▸ **Task statement**:
Set down each entry from the block beneath, exactly as written.

---

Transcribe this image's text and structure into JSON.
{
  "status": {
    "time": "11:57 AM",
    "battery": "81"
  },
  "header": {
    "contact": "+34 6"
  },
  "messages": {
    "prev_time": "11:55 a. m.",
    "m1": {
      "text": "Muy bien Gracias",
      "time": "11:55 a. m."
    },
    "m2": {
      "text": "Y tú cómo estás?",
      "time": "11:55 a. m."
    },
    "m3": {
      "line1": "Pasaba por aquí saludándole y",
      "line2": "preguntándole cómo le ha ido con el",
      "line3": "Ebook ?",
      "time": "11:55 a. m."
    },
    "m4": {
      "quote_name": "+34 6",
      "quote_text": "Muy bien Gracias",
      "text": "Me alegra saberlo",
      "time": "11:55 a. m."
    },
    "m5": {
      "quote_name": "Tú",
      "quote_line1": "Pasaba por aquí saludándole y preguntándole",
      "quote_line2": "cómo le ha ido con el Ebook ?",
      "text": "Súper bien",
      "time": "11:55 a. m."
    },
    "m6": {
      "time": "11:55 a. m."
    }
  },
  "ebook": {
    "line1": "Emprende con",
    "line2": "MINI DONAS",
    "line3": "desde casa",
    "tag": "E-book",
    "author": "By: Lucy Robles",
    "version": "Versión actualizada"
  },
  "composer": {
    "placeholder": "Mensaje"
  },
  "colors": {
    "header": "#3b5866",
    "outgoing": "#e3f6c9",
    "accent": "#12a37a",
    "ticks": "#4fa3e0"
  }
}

---

▸ **Answer to the exercise**:
Transcribe this image's text and structure into JSON.
{
  "status": {
    "time": "11:57 AM",
    "battery": "81"
  },
  "header": {
    "contact": "+34 6"
  },
  "messages": {
    "prev_time": "11:55 a. m.",
    "m1": {
      "text": "Muy bien Gracias",
      "time": "11:55 a. m."
    },
    "m2": {
      "text": "Y tú cómo estás?",
      "time": "11:55 a. m."
    },
    "m3": {
      "line1": "Pasaba por aquí saludándole y",
      "line2": "preguntándole cómo le ha ido con el",
      "line3": "Ebook ?",
      "time": "11:55 a. m."
    },
    "m4": {
      "quote_name": "+34 6",
      "quote_text": "Muy bien Gracias",
      "text": "Me alegra saberlo",
      "time": "11:55 a. m."
    },
    "m5": {
      "quote_name": "Tú",
      "quote_line1": "Pasaba por aquí saludándole y preguntándole",
      "quote_line2": "cómo le ha ido con el Ebook ?",
      "text": "Súper bien",
      "time": "11:55 a. m."
    },
    "m6": {
      "time": "11:55 a. m."
    }
  },
  "ebook": {
    "line1": "Emprende con",
    "line2": "MINI DONAS",
    "line3": "desde casa",
    "tag": "E-book",
    "author": "By: Lucy Robles",
    "version": "Versión actualizada"
  },
  "composer": {
    "placeholder": "Mensaje"
  },
  "colors": {
    "header": "#3b5866",
    "outgoing": "#e3f6c9",
    "accent": "#12a37a",
    "ticks": "#4fa3e0"
  }
}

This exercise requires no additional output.